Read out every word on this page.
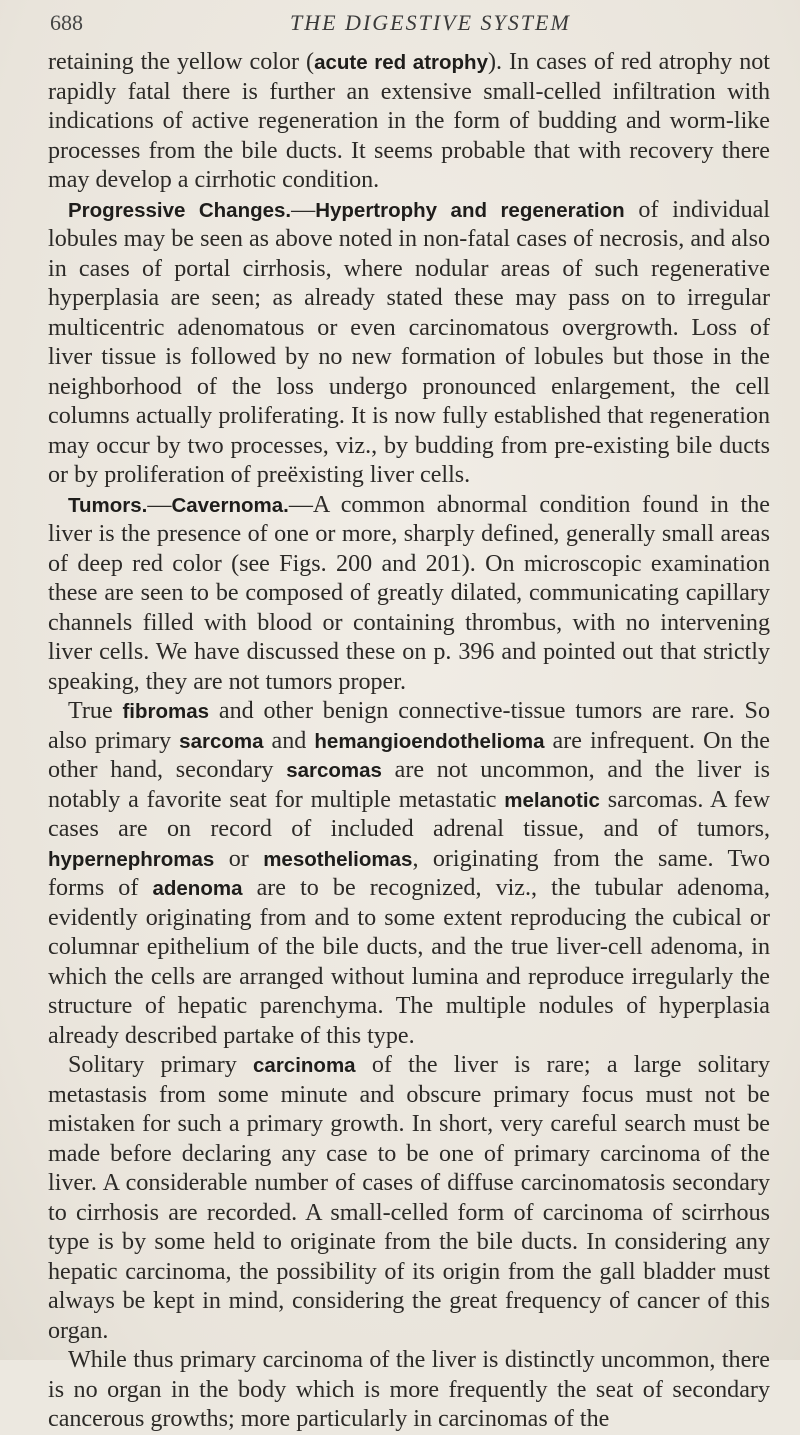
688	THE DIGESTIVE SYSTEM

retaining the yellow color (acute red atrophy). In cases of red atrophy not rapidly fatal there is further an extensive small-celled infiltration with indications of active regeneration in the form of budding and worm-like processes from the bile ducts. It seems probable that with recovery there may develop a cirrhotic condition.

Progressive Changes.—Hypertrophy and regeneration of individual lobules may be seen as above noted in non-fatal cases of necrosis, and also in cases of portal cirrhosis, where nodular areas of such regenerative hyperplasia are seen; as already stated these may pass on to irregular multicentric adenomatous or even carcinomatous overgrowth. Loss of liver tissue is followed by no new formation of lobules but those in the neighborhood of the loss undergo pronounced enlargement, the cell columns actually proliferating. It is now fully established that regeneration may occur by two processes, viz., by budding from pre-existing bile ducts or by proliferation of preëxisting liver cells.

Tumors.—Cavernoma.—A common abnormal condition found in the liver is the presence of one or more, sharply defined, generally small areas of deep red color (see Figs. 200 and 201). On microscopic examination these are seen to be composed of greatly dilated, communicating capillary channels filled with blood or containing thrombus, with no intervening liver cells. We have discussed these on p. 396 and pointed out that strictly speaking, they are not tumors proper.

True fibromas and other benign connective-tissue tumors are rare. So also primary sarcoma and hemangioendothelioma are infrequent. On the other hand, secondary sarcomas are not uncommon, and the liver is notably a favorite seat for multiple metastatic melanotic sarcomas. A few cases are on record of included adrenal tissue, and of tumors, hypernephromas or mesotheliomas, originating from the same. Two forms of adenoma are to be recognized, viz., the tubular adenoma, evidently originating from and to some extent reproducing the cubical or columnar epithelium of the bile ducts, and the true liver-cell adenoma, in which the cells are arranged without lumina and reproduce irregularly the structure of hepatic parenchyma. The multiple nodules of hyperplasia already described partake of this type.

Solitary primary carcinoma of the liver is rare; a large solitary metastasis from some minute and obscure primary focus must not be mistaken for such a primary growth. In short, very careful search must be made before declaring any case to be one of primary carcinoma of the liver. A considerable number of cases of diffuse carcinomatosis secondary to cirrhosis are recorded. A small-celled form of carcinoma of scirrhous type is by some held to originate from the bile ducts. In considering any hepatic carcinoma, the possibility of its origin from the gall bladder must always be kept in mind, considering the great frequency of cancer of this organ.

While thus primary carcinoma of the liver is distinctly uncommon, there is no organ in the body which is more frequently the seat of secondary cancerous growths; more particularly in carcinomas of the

• • • • • • •

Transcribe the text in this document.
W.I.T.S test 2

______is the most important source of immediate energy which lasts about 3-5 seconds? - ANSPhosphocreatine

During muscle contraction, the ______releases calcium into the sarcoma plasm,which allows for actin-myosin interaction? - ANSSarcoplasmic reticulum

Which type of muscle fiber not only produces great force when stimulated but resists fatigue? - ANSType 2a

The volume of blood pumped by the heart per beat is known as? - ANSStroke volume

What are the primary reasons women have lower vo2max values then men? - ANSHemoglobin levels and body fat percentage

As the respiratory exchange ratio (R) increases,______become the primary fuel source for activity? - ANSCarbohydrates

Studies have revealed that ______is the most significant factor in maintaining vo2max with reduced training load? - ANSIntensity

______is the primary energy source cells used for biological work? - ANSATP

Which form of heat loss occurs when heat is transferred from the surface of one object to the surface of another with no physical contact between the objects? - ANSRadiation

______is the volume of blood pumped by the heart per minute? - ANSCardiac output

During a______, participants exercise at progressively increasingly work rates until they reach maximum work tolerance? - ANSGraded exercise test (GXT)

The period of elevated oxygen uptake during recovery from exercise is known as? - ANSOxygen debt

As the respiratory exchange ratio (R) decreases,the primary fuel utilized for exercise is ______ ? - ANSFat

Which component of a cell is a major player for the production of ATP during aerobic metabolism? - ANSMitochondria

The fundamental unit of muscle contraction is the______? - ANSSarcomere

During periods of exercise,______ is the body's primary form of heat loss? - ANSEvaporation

• • • • • • •

● **What you need to do**
The string "more" marks the lines to copy; report each of them from the data above.

● **Output below**
Tumors.—Cavernoma.—A common abnormal condition found in the liver is the presence of one or more, sharply defined, generally small areas of deep red color (see Figs. 200 and 201). On microscopic examination these are seen to be composed of greatly dilated, communicating capillary channels filled with blood or containing thrombus, with no intervening liver cells. We have discussed these on p. 396 and pointed out that strictly speaking, they are not tumors proper.
While thus primary carcinoma of the liver is distinctly uncommon, there is no organ in the body which is more frequently the seat of secondary cancerous growths; more particularly in carcinomas of the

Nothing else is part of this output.